## Exercise directions:
Report the count of lines below in which the string "name" occurs; include nothing else.

## Extracted entries:
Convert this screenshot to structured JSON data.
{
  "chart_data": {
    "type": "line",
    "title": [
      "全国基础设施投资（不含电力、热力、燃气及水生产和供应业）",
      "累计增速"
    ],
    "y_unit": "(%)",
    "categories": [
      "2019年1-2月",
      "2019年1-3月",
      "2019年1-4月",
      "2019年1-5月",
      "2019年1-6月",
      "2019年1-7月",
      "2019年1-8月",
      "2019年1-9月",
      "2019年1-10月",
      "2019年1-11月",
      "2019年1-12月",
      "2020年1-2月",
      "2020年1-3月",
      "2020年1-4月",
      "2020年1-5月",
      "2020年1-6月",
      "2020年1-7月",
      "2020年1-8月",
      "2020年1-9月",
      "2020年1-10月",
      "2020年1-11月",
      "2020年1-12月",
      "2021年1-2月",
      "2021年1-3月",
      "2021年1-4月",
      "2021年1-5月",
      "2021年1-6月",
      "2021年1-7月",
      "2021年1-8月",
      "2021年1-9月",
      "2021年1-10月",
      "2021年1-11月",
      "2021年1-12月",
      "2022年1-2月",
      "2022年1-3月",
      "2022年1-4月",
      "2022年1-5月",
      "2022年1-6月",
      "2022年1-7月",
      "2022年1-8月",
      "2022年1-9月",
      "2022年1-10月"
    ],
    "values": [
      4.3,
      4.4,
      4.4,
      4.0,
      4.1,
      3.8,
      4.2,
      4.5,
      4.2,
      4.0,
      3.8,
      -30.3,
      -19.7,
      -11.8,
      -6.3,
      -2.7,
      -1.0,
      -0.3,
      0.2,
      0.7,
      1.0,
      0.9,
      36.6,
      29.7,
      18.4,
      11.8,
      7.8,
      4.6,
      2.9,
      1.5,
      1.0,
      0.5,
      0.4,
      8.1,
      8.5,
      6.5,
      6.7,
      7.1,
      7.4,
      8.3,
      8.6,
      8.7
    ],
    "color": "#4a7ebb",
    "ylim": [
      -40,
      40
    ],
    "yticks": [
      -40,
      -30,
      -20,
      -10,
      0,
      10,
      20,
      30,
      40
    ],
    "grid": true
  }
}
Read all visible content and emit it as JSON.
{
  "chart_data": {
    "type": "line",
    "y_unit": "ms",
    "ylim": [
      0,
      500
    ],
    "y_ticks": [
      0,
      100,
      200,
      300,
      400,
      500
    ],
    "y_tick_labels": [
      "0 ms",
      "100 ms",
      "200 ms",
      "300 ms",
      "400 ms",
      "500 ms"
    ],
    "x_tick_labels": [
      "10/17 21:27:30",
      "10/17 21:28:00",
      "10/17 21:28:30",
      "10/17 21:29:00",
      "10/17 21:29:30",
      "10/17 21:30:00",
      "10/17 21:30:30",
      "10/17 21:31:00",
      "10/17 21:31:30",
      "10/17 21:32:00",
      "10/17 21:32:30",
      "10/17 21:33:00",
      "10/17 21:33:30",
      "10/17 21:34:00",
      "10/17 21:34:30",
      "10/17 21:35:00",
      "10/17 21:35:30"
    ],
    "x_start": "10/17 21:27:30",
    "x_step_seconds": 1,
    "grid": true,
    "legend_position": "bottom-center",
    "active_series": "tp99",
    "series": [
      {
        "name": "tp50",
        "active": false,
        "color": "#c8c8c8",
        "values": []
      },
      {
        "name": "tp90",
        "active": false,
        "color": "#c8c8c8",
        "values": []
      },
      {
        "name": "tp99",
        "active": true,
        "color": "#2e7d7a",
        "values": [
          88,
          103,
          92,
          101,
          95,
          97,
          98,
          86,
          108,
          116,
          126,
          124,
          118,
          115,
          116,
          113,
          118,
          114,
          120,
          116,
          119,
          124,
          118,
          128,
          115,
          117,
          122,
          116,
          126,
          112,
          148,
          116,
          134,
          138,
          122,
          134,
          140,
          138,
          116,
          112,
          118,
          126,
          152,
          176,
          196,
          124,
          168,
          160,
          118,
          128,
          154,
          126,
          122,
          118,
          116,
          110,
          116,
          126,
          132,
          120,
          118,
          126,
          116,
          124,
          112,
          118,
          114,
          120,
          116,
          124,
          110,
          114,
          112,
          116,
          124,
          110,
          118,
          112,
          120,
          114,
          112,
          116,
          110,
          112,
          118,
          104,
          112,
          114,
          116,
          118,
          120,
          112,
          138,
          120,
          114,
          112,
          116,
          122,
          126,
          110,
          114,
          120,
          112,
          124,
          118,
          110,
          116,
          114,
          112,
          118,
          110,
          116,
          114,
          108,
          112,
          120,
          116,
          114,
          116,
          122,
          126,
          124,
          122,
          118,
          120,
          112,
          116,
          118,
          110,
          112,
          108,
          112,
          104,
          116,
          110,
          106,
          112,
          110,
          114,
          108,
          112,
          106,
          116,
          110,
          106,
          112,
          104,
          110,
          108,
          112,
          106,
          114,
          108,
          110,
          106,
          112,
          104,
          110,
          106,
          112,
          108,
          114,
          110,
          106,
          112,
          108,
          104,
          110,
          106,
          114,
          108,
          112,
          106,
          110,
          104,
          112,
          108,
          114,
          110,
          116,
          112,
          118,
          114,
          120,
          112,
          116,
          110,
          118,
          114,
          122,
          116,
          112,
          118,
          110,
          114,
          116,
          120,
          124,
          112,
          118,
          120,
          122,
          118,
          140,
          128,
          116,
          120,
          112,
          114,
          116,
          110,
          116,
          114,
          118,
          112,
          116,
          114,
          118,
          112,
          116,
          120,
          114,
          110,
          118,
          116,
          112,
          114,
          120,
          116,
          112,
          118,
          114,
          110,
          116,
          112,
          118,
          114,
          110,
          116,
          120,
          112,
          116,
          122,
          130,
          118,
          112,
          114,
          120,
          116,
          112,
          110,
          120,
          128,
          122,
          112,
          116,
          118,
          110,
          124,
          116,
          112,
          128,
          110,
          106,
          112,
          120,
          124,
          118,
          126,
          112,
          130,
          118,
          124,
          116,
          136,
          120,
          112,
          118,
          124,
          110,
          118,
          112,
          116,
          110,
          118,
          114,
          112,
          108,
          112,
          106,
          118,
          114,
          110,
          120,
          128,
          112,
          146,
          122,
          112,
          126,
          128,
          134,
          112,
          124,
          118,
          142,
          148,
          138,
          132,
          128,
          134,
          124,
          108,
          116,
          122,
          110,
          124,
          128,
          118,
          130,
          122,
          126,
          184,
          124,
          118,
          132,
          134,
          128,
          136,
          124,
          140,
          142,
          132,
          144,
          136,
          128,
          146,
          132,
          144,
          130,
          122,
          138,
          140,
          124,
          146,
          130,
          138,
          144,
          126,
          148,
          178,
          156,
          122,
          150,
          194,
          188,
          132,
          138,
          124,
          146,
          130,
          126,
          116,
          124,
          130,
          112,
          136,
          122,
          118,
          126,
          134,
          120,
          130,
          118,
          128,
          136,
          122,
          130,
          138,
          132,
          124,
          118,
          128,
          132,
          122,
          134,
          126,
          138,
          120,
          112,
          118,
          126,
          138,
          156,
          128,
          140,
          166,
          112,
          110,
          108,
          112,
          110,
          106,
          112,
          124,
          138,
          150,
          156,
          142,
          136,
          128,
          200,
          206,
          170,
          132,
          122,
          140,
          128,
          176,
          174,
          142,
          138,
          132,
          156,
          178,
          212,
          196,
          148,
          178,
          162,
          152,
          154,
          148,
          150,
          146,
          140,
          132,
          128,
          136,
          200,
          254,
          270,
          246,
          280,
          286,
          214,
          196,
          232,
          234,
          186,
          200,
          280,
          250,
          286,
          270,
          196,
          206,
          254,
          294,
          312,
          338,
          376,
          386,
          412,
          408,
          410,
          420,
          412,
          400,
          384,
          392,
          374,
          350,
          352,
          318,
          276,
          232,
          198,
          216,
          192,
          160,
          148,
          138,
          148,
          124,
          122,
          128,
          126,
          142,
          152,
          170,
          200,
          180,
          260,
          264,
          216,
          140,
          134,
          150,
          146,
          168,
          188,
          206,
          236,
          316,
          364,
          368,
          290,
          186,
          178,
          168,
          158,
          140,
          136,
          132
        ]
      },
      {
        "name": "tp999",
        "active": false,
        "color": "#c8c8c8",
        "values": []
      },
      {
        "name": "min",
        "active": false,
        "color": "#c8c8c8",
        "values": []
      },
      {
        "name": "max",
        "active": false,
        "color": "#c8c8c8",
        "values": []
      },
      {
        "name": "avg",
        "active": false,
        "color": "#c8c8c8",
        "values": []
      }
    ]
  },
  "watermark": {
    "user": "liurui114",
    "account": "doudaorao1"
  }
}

## Result:
7